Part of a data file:
^^^^^^^^^^^^^^^^
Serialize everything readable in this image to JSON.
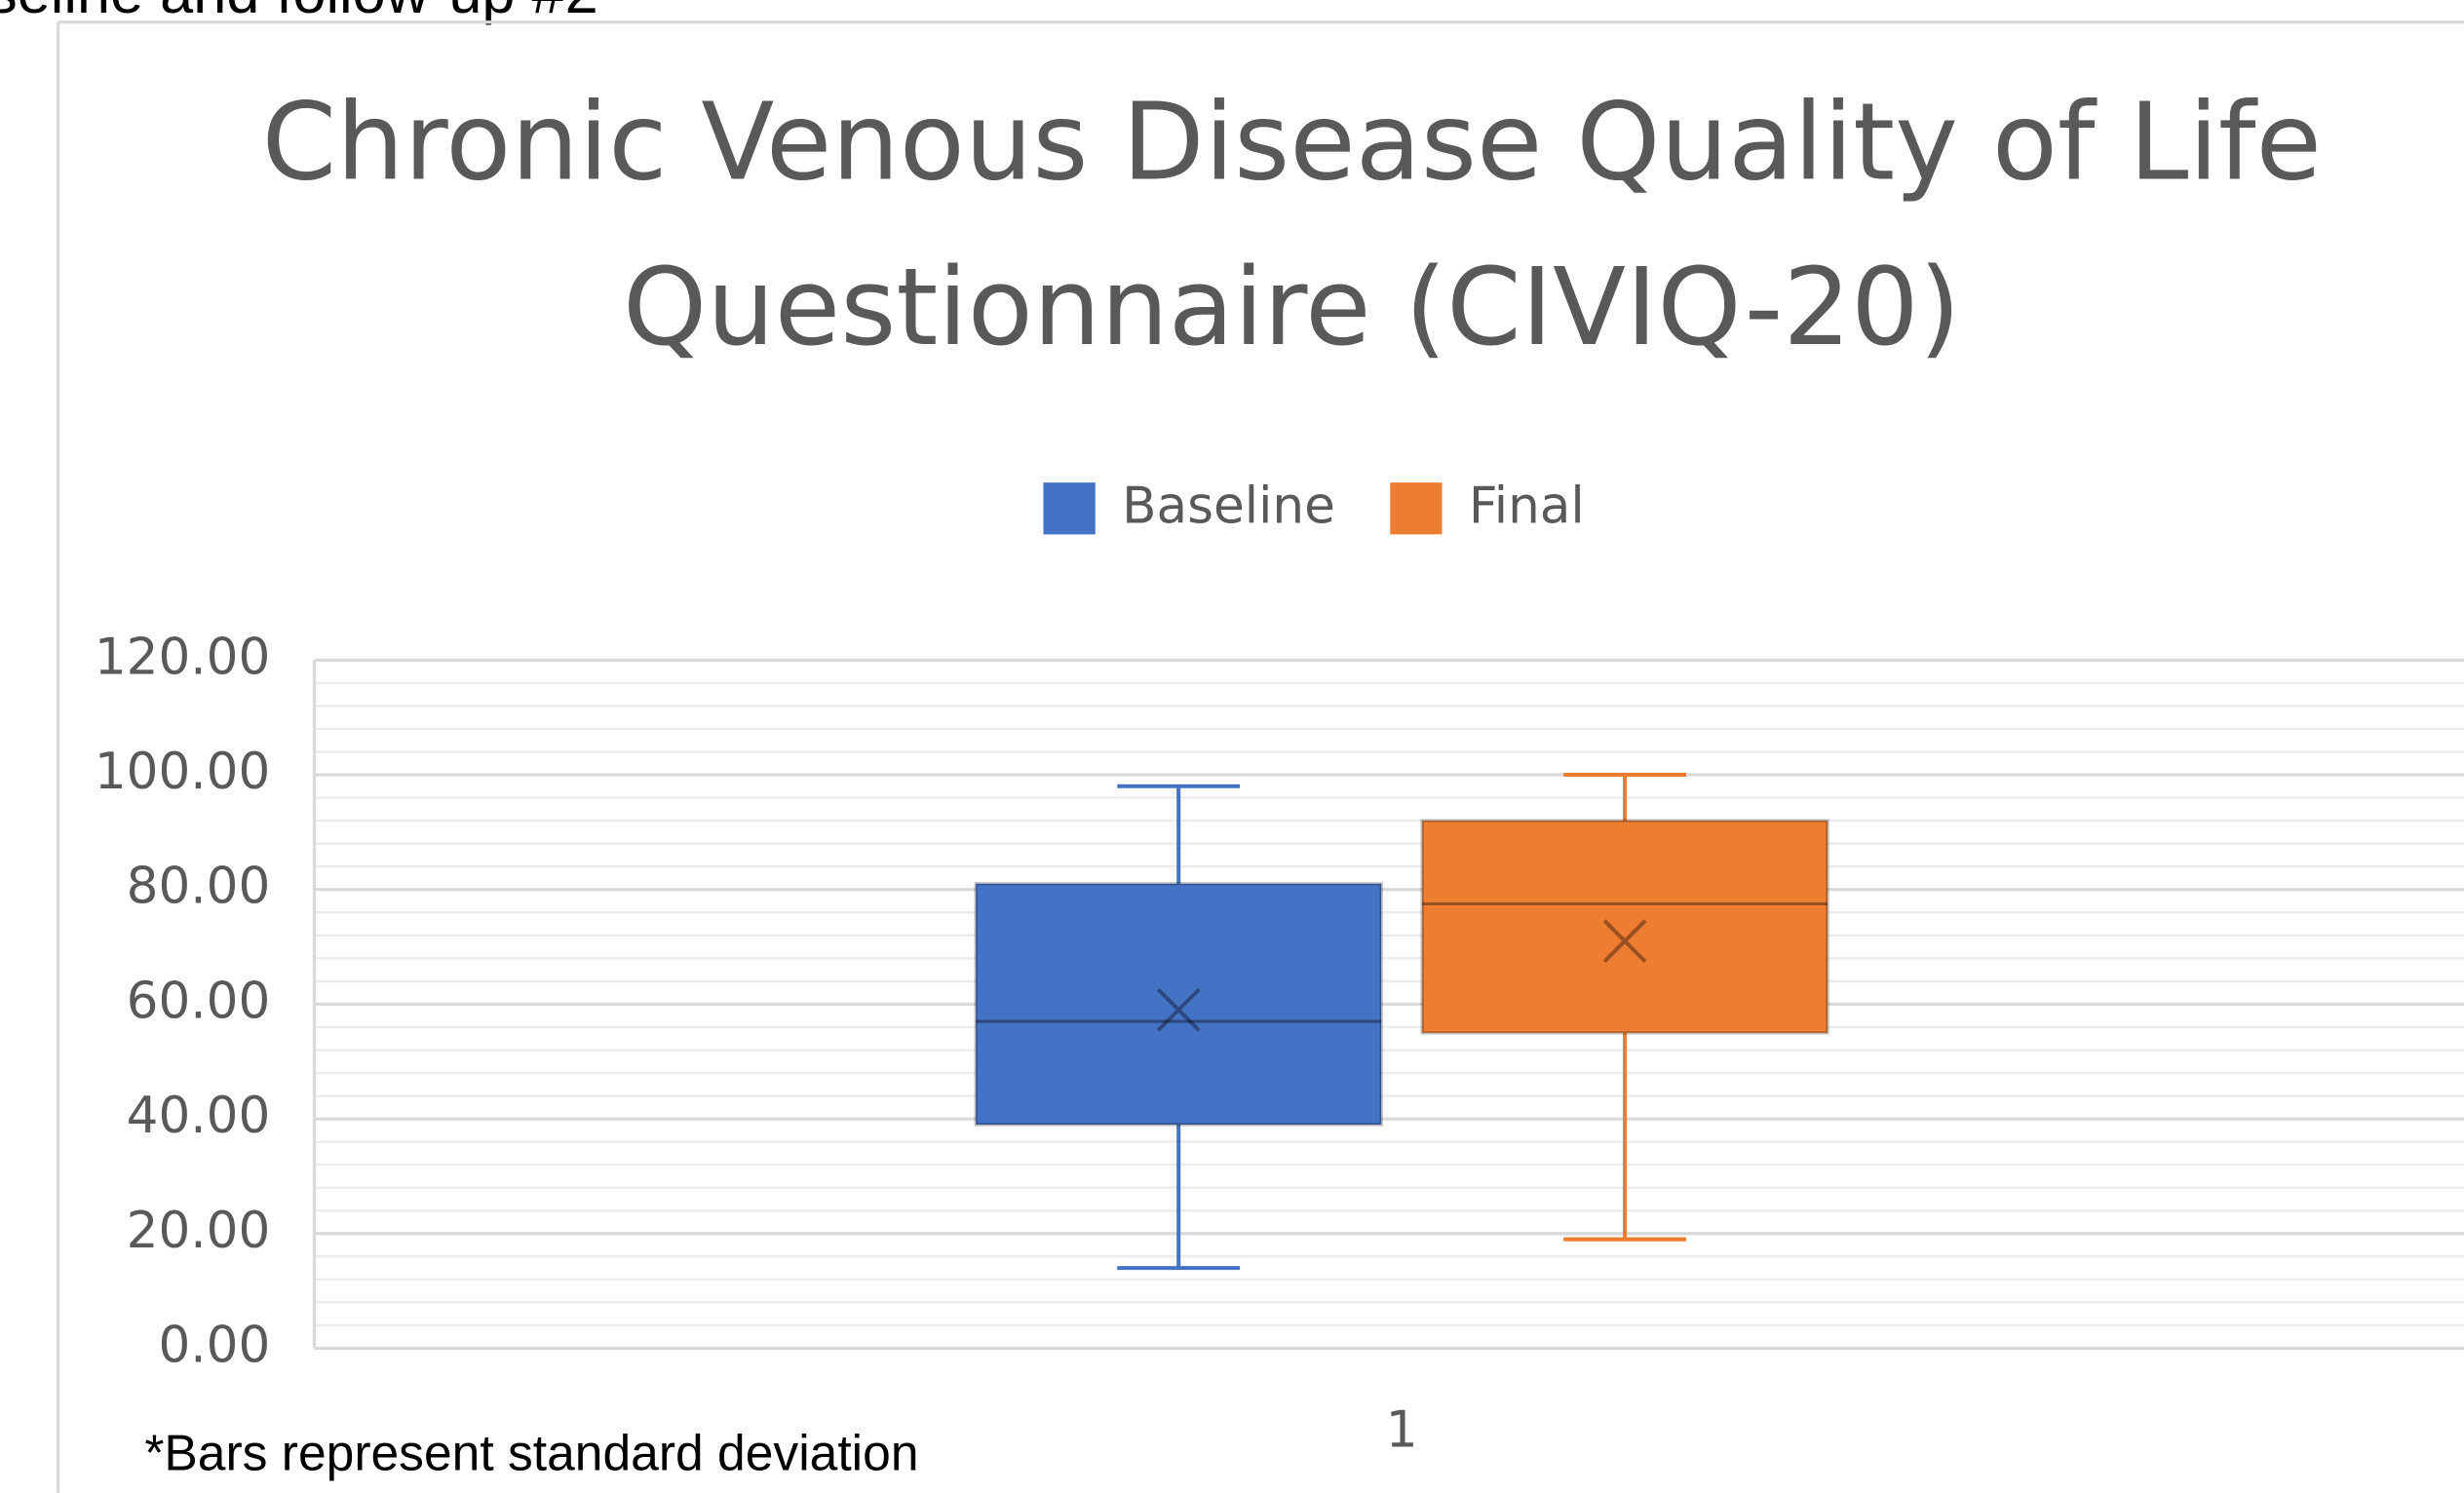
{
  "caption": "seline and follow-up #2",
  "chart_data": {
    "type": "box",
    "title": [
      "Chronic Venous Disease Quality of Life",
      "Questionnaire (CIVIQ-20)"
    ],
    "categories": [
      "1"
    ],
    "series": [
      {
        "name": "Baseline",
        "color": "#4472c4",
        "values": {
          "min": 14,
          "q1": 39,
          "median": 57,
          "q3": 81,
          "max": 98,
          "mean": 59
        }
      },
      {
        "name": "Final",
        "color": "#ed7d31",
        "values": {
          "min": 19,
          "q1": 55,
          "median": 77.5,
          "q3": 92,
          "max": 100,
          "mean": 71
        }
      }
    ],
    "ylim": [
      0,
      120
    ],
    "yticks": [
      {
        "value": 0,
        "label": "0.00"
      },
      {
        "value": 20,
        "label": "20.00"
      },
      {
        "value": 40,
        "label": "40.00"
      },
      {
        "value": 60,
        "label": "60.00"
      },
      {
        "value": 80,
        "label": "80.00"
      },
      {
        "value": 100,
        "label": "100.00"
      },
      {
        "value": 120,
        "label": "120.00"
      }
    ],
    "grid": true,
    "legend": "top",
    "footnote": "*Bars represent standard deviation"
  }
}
^^^^^^^^^^^^^^^^
> _Requirement_
Examine the records and pull out every line where the string "label" occurs.

> _Written reply_
        "label": "0.00"
        "label": "20.00"
        "label": "40.00"
        "label": "60.00"
        "label": "80.00"
        "label": "100.00"
        "label": "120.00"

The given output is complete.